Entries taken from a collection
--- Begin ---
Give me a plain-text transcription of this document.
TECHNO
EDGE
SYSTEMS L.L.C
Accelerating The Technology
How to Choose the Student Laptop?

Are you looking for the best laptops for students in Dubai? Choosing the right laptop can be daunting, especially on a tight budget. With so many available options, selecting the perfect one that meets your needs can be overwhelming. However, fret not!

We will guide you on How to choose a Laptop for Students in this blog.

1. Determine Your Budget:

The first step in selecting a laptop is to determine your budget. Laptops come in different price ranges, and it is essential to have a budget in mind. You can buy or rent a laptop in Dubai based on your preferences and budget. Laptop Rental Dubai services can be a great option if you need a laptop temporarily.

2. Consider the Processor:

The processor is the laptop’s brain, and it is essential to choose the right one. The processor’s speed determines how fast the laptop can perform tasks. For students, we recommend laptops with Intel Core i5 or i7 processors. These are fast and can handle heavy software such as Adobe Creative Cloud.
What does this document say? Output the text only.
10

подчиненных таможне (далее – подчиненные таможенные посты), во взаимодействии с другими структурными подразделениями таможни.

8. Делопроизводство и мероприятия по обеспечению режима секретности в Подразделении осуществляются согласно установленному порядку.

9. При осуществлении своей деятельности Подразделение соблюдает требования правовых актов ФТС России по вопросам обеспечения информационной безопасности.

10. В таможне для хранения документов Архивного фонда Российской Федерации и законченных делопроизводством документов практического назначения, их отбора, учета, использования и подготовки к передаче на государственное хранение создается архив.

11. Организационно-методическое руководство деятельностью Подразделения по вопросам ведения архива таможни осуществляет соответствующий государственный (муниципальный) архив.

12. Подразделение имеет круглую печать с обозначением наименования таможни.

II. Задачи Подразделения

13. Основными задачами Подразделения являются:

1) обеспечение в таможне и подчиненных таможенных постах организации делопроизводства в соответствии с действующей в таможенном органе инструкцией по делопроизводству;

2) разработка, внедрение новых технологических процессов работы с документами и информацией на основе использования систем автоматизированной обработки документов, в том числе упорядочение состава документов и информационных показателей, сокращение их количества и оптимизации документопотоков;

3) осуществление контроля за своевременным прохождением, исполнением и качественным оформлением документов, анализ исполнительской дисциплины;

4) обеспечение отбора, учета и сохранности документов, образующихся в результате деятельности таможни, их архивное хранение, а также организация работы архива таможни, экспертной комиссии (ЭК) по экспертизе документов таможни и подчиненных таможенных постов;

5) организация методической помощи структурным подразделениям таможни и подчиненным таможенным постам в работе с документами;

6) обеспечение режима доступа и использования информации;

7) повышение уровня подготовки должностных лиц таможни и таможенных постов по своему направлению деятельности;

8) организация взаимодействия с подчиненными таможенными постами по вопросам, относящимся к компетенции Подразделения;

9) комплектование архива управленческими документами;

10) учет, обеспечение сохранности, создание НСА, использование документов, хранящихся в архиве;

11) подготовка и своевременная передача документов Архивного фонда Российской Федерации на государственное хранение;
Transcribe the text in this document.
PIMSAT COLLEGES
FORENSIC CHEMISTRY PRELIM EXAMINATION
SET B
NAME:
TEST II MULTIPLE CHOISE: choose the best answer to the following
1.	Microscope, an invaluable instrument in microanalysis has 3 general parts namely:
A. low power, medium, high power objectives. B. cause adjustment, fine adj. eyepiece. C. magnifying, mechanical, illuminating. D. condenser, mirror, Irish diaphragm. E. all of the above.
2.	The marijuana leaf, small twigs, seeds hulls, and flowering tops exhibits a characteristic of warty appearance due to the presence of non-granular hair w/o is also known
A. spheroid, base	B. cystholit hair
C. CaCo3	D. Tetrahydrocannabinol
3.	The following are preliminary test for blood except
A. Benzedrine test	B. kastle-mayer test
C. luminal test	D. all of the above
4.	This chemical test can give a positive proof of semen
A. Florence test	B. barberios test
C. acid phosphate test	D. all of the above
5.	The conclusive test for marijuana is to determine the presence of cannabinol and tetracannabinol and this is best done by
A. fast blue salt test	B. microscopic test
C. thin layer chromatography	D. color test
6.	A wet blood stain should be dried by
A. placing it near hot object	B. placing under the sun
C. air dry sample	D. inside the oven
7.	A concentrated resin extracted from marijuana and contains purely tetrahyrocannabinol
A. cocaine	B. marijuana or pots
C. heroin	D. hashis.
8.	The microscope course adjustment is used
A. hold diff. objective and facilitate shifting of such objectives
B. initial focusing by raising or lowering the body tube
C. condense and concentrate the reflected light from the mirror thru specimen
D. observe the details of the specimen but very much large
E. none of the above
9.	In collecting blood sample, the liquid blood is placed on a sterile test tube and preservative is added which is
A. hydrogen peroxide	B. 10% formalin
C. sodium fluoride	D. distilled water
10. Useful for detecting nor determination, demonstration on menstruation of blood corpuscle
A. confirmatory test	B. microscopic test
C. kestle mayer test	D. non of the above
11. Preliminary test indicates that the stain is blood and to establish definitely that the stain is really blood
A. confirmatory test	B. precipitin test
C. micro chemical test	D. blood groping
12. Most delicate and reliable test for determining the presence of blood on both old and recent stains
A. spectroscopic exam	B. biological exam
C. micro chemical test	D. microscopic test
--- End ---
Return each line of the data exactly as written above.

Give me a plain-text transcription of this document.
TECHNO
EDGE
SYSTEMS L.L.C
Accelerating The Technology
How to Choose the Student Laptop?

Are you looking for the best laptops for students in Dubai? Choosing the right laptop can be daunting, especially on a tight budget. With so many available options, selecting the perfect one that meets your needs can be overwhelming. However, fret not!

We will guide you on How to choose a Laptop for Students in this blog.

1. Determine Your Budget:

The first step in selecting a laptop is to determine your budget. Laptops come in different price ranges, and it is essential to have a budget in mind. You can buy or rent a laptop in Dubai based on your preferences and budget. Laptop Rental Dubai services can be a great option if you need a laptop temporarily.

2. Consider the Processor:

The processor is the laptop’s brain, and it is essential to choose the right one. The processor’s speed determines how fast the laptop can perform tasks. For students, we recommend laptops with Intel Core i5 or i7 processors. These are fast and can handle heavy software such as Adobe Creative Cloud.
What does this document say? Output the text only.
10

подчиненных таможне (далее – подчиненные таможенные посты), во взаимодействии с другими структурными подразделениями таможни.

8. Делопроизводство и мероприятия по обеспечению режима секретности в Подразделении осуществляются согласно установленному порядку.

9. При осуществлении своей деятельности Подразделение соблюдает требования правовых актов ФТС России по вопросам обеспечения информационной безопасности.

10. В таможне для хранения документов Архивного фонда Российской Федерации и законченных делопроизводством документов практического назначения, их отбора, учета, использования и подготовки к передаче на государственное хранение создается архив.

11. Организационно-методическое руководство деятельностью Подразделения по вопросам ведения архива таможни осуществляет соответствующий государственный (муниципальный) архив.

12. Подразделение имеет круглую печать с обозначением наименования таможни.

II. Задачи Подразделения

13. Основными задачами Подразделения являются:

1) обеспечение в таможне и подчиненных таможенных постах организации делопроизводства в соответствии с действующей в таможенном органе инструкцией по делопроизводству;

2) разработка, внедрение новых технологических процессов работы с документами и информацией на основе использования систем автоматизированной обработки документов, в том числе упорядочение состава документов и информационных показателей, сокращение их количества и оптимизации документопотоков;

3) осуществление контроля за своевременным прохождением, исполнением и качественным оформлением документов, анализ исполнительской дисциплины;

4) обеспечение отбора, учета и сохранности документов, образующихся в результате деятельности таможни, их архивное хранение, а также организация работы архива таможни, экспертной комиссии (ЭК) по экспертизе документов таможни и подчиненных таможенных постов;

5) организация методической помощи структурным подразделениям таможни и подчиненным таможенным постам в работе с документами;

6) обеспечение режима доступа и использования информации;

7) повышение уровня подготовки должностных лиц таможни и таможенных постов по своему направлению деятельности;

8) организация взаимодействия с подчиненными таможенными постами по вопросам, относящимся к компетенции Подразделения;

9) комплектование архива управленческими документами;

10) учет, обеспечение сохранности, создание НСА, использование документов, хранящихся в архиве;

11) подготовка и своевременная передача документов Архивного фонда Российской Федерации на государственное хранение;
Transcribe the text in this document.
PIMSAT COLLEGES
FORENSIC CHEMISTRY PRELIM EXAMINATION
SET B
NAME:
TEST II MULTIPLE CHOISE: choose the best answer to the following
1.	Microscope, an invaluable instrument in microanalysis has 3 general parts namely:
A. low power, medium, high power objectives. B. cause adjustment, fine adj. eyepiece. C. magnifying, mechanical, illuminating. D. condenser, mirror, Irish diaphragm. E. all of the above.
2.	The marijuana leaf, small twigs, seeds hulls, and flowering tops exhibits a characteristic of warty appearance due to the presence of non-granular hair w/o is also known
A. spheroid, base	B. cystholit hair
C. CaCo3	D. Tetrahydrocannabinol
3.	The following are preliminary test for blood except
A. Benzedrine test	B. kastle-mayer test
C. luminal test	D. all of the above
4.	This chemical test can give a positive proof of semen
A. Florence test	B. barberios test
C. acid phosphate test	D. all of the above
5.	The conclusive test for marijuana is to determine the presence of cannabinol and tetracannabinol and this is best done by
A. fast blue salt test	B. microscopic test
C. thin layer chromatography	D. color test
6.	A wet blood stain should be dried by
A. placing it near hot object	B. placing under the sun
C. air dry sample	D. inside the oven
7.	A concentrated resin extracted from marijuana and contains purely tetrahyrocannabinol
A. cocaine	B. marijuana or pots
C. heroin	D. hashis.
8.	The microscope course adjustment is used
A. hold diff. objective and facilitate shifting of such objectives
B. initial focusing by raising or lowering the body tube
C. condense and concentrate the reflected light from the mirror thru specimen
D. observe the details of the specimen but very much large
E. none of the above
9.	In collecting blood sample, the liquid blood is placed on a sterile test tube and preservative is added which is
A. hydrogen peroxide	B. 10% formalin
C. sodium fluoride	D. distilled water
10. Useful for detecting nor determination, demonstration on menstruation of blood corpuscle
A. confirmatory test	B. microscopic test
C. kestle mayer test	D. non of the above
11. Preliminary test indicates that the stain is blood and to establish definitely that the stain is really blood
A. confirmatory test	B. precipitin test
C. micro chemical test	D. blood groping
12. Most delicate and reliable test for determining the presence of blood on both old and recent stains
A. spectroscopic exam	B. biological exam
C. micro chemical test	D. microscopic test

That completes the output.